■ **CHALLENGE**:
Collect every line below that contains the word "chevron".

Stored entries

---*---

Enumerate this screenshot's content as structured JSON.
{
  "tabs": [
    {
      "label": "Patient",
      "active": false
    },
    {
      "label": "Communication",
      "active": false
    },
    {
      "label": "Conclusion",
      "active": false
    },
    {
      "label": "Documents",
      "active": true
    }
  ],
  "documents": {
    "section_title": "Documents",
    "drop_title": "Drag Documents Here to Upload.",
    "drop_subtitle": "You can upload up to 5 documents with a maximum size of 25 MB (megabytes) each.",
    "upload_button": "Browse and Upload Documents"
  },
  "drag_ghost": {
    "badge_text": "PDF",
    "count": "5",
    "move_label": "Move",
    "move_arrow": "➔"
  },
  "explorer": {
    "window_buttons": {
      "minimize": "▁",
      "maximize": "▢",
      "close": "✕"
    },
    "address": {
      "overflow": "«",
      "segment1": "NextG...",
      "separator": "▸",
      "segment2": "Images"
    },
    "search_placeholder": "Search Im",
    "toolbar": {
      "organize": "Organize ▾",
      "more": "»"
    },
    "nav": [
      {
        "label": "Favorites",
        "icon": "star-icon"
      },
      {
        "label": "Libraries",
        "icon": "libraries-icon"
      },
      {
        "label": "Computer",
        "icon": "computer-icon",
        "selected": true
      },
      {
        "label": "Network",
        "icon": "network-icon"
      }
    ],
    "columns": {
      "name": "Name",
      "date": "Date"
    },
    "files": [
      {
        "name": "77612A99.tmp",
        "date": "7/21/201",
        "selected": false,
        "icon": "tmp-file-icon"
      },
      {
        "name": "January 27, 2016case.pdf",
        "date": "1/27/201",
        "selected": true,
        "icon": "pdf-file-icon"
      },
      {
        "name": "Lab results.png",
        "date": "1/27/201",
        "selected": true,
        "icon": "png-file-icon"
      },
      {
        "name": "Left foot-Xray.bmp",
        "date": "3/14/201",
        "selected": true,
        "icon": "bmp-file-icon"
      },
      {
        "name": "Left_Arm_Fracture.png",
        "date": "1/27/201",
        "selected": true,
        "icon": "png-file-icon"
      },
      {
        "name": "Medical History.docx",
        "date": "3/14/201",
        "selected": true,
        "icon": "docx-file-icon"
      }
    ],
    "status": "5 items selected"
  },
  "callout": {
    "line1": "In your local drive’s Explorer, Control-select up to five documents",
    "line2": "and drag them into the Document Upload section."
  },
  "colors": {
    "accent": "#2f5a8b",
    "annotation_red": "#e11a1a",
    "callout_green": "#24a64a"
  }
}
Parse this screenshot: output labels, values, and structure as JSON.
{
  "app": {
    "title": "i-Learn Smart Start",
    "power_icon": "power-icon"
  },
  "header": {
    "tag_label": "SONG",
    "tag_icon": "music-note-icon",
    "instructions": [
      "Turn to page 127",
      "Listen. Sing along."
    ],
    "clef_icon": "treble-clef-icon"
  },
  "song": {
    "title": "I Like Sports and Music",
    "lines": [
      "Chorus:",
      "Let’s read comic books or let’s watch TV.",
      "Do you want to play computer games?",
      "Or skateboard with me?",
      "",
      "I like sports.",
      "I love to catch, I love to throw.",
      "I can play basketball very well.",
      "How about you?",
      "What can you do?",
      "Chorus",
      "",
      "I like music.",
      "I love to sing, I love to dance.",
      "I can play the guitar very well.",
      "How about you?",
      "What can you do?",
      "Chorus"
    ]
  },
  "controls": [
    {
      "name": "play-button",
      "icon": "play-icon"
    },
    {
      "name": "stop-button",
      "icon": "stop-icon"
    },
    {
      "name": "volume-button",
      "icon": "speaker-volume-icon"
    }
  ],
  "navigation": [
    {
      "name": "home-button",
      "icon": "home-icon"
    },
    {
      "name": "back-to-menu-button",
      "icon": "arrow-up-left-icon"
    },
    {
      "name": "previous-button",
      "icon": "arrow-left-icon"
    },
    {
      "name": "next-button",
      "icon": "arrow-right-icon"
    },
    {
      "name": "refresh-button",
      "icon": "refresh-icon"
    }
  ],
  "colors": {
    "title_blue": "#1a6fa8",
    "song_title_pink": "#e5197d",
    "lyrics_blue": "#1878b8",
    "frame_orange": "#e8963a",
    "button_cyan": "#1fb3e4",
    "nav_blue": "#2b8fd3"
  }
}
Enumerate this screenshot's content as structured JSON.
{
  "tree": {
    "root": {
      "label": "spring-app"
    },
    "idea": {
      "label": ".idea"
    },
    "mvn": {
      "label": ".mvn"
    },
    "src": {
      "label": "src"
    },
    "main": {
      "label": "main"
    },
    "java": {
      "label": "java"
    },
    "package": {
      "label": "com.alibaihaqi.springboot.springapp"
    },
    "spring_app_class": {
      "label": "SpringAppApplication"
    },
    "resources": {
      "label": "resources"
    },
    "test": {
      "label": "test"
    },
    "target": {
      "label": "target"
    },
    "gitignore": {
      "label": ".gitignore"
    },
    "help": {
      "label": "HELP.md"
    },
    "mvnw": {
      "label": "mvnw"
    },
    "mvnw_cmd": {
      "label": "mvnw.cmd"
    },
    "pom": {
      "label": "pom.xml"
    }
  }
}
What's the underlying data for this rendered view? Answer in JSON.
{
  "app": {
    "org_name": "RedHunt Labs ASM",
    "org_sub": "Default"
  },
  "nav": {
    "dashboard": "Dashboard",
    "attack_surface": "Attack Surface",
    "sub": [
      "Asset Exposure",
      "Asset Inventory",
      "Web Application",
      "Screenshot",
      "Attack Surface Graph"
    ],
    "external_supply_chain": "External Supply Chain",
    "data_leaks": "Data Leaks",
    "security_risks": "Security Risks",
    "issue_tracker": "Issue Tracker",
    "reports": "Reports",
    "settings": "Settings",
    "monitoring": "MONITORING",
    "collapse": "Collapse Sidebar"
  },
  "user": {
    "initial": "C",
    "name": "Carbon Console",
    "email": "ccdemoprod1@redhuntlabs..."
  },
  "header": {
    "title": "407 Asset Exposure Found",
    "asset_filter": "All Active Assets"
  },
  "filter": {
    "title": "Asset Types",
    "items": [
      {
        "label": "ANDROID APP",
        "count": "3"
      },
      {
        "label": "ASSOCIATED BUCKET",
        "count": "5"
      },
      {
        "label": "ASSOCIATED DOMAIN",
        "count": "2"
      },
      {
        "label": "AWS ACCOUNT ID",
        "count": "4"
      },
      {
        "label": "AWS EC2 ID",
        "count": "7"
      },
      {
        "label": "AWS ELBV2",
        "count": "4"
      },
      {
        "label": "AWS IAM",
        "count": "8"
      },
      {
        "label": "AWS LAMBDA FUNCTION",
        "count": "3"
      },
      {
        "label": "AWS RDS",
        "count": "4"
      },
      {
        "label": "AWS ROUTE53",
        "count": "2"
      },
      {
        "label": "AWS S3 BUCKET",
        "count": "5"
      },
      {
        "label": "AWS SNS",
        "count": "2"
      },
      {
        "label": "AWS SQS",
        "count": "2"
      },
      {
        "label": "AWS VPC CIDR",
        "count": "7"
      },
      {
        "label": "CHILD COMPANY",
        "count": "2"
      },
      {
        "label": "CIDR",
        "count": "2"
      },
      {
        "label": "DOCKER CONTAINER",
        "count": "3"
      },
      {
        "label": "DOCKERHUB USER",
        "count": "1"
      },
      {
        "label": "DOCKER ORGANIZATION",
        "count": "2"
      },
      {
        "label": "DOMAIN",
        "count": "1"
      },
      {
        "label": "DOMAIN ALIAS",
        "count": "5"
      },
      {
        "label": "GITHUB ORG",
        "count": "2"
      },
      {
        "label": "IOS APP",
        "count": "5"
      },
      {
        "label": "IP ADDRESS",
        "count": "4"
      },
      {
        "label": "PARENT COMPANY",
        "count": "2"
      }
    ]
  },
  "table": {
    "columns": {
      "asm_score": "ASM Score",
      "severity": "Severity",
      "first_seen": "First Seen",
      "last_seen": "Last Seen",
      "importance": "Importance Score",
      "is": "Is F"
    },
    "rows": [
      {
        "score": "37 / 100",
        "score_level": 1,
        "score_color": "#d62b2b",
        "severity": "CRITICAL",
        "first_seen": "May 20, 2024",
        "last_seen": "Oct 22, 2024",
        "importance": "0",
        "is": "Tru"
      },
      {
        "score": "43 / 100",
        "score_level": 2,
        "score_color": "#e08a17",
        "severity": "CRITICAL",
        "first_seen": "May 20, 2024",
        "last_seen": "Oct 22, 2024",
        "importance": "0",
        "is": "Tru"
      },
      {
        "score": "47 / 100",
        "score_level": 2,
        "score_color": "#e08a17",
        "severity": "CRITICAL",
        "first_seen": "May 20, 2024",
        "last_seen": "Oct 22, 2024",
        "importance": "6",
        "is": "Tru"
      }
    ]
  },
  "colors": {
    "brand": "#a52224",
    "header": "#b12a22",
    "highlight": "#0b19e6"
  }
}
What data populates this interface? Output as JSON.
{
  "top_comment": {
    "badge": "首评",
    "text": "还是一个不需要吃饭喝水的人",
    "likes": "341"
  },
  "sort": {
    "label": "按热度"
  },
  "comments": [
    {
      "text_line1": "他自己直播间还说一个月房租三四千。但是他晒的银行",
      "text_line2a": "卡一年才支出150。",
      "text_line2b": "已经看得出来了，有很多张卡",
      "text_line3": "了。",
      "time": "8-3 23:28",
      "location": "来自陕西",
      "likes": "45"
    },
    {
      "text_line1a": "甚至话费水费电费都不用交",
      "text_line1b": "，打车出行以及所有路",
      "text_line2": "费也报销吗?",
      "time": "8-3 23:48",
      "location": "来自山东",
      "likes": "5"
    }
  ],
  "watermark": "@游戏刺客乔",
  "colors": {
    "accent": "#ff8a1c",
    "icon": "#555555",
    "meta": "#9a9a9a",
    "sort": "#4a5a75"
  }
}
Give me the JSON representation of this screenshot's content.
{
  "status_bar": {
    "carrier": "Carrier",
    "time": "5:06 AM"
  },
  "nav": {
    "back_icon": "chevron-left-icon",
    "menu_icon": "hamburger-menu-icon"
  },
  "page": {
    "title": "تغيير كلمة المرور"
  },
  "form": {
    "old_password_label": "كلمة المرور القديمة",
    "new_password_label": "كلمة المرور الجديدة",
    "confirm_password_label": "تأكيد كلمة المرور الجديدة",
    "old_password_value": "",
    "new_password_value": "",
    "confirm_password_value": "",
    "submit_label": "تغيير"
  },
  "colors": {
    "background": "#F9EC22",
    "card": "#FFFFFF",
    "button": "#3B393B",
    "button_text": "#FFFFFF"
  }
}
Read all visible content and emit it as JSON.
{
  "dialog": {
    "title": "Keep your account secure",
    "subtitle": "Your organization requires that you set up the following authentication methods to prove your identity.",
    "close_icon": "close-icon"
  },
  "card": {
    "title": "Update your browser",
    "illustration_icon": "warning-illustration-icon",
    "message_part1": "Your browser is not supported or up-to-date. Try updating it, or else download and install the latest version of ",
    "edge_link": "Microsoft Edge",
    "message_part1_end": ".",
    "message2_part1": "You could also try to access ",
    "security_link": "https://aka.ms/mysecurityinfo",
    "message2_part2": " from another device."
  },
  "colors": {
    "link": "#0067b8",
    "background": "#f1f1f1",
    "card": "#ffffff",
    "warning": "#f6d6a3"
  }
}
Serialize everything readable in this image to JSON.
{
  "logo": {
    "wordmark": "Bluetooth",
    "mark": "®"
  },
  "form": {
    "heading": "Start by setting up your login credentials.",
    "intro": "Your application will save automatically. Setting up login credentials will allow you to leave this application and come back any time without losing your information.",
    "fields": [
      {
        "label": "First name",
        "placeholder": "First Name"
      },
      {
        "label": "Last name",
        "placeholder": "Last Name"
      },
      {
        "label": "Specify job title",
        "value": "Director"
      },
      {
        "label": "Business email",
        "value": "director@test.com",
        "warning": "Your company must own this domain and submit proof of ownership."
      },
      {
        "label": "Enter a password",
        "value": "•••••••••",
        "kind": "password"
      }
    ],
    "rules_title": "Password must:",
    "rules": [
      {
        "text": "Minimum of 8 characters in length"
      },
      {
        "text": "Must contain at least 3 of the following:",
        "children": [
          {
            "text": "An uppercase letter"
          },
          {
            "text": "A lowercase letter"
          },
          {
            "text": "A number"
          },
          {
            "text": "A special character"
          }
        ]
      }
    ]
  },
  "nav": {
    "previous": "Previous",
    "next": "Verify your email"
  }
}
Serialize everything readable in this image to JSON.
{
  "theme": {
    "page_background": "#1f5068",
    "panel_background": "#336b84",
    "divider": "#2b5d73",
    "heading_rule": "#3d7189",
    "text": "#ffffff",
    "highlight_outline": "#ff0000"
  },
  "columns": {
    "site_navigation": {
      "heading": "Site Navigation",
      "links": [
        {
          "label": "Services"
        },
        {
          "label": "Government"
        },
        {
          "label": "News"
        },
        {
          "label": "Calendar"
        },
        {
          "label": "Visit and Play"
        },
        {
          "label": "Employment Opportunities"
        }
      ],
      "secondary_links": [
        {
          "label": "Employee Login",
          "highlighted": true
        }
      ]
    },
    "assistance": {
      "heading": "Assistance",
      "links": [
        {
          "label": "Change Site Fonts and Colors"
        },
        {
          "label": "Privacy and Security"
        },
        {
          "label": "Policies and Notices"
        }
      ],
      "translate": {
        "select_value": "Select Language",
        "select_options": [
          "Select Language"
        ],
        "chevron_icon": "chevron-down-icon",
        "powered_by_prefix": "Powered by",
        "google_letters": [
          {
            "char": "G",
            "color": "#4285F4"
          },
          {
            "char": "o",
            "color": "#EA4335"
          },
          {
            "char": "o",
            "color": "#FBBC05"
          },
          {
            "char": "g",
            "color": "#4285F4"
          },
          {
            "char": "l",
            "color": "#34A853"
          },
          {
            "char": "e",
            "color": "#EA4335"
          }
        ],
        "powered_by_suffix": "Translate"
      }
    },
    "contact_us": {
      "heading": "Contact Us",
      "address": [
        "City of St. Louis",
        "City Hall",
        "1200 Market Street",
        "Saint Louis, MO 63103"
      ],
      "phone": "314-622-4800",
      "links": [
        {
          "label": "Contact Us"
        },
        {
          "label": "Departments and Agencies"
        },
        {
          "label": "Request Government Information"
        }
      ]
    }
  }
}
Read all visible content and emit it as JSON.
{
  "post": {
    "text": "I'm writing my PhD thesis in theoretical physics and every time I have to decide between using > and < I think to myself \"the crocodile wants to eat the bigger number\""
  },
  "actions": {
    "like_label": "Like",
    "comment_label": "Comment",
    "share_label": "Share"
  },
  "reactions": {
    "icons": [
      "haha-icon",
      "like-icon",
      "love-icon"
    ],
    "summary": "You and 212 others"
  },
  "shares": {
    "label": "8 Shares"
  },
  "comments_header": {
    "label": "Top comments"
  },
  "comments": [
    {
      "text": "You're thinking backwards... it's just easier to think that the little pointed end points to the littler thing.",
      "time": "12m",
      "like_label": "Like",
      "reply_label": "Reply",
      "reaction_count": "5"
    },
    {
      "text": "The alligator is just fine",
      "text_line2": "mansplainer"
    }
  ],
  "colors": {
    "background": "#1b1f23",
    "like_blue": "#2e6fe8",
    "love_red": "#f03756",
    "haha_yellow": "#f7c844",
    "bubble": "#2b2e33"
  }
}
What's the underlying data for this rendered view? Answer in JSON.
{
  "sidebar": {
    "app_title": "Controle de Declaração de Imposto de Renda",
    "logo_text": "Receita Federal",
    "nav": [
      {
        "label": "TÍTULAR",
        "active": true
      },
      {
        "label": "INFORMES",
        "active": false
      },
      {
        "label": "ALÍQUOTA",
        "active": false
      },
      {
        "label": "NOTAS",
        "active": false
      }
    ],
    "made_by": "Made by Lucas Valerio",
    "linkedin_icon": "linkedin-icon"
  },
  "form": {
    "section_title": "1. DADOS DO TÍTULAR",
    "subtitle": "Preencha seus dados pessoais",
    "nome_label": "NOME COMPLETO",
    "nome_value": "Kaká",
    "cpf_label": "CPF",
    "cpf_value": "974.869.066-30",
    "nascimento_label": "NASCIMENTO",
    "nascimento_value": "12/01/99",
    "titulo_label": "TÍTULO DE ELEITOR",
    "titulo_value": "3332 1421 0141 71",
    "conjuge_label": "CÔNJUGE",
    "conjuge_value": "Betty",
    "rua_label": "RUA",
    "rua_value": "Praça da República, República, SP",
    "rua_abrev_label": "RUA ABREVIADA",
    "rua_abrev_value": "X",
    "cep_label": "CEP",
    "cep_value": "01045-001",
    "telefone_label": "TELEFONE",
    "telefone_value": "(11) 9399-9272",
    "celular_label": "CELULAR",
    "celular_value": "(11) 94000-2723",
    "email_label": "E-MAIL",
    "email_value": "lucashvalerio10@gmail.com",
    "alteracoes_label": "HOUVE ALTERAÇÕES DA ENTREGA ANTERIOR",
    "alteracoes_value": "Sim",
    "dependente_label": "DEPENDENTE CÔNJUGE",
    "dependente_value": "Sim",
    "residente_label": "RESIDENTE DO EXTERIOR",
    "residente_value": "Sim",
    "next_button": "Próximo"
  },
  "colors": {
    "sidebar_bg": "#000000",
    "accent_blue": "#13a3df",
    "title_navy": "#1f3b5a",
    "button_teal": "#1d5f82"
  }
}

---*---

■ **ANSWER TO THE TASK**:
    "back_icon": "chevron-left-icon",
        "chevron_icon": "chevron-down-icon",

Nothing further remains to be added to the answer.